Some lines of these records may hold the word "horreur"; state how many, using only the number.

+ + +

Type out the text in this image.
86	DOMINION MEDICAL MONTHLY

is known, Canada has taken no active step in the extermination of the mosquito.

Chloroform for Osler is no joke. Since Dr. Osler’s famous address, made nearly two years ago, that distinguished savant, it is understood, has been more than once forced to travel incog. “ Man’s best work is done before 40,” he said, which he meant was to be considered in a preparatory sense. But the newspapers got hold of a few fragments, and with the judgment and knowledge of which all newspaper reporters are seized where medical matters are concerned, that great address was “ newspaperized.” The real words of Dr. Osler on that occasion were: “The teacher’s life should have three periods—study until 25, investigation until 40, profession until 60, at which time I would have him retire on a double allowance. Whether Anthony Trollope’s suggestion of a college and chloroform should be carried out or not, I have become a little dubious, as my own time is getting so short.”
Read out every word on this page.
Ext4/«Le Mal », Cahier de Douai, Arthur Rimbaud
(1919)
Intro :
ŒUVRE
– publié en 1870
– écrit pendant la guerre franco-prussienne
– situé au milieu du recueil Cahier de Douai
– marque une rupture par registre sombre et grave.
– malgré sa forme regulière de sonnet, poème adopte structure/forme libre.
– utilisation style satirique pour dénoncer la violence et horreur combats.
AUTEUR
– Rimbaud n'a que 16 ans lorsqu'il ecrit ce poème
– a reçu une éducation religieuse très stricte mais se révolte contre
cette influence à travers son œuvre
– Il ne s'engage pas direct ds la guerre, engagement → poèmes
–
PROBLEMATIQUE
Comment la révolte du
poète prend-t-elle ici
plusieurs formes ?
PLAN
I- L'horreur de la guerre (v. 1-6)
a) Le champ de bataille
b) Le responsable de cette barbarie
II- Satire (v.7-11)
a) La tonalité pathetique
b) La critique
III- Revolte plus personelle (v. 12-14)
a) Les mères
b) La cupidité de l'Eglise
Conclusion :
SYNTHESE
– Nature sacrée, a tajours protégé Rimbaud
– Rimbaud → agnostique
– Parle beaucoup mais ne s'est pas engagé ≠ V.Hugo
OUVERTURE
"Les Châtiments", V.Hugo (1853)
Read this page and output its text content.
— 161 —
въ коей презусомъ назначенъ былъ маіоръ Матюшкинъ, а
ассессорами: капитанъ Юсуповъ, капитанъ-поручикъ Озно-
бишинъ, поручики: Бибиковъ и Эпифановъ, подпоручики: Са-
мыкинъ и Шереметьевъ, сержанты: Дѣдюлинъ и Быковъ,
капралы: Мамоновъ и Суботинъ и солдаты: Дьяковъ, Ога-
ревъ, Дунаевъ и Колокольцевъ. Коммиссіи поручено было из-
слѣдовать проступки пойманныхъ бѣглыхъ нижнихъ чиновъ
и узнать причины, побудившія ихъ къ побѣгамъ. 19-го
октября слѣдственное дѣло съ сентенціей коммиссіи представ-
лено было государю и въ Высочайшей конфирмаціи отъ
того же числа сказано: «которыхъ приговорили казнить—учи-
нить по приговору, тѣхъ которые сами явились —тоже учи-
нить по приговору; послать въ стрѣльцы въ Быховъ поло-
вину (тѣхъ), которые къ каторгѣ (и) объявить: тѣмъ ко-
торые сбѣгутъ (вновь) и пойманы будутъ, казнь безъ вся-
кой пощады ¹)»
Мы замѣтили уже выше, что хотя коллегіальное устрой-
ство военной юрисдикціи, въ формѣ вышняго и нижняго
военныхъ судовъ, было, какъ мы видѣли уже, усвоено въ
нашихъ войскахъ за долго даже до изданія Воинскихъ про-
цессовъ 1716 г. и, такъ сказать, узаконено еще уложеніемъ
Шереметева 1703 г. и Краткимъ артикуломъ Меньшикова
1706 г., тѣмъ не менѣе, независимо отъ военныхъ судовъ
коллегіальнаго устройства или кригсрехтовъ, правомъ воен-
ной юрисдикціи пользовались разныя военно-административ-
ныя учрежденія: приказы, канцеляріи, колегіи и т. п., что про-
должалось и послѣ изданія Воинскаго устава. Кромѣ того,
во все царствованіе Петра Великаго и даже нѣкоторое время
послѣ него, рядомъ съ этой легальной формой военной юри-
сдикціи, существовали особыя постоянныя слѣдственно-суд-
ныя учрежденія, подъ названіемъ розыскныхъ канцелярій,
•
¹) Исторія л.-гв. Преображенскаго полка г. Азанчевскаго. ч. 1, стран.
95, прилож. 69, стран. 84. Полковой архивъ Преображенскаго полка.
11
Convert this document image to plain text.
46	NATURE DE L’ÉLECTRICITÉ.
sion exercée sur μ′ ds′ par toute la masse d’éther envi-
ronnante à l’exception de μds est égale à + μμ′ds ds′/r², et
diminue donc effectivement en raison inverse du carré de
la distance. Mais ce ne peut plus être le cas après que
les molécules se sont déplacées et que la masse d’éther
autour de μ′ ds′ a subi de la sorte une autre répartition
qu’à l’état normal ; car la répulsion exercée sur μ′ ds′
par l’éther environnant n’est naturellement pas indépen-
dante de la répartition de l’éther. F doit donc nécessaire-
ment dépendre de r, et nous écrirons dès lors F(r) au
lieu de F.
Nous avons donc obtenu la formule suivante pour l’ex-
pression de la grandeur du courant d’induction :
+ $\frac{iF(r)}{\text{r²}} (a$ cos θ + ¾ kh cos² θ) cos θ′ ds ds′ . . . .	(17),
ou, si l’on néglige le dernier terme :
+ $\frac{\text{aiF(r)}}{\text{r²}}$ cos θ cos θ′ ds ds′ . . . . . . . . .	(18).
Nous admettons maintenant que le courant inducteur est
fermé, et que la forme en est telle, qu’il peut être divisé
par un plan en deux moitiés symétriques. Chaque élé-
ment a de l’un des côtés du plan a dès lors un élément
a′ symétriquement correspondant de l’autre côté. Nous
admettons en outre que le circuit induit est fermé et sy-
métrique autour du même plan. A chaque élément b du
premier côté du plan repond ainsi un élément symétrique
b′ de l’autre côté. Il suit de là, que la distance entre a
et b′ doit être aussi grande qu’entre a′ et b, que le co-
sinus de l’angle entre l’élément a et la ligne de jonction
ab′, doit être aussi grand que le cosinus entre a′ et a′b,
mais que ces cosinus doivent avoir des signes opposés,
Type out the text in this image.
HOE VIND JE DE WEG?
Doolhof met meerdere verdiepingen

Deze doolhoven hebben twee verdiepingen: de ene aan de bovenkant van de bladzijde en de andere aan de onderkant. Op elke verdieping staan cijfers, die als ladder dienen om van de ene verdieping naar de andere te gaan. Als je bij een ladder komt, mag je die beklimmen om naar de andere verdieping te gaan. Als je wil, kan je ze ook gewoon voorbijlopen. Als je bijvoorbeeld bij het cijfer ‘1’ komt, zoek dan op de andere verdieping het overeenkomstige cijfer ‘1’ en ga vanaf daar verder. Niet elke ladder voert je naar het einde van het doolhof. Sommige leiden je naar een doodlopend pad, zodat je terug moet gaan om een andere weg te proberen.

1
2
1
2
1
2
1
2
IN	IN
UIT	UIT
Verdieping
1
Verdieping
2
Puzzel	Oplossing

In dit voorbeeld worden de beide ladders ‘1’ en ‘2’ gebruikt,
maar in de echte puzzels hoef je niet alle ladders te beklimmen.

+ + +

> Output below
2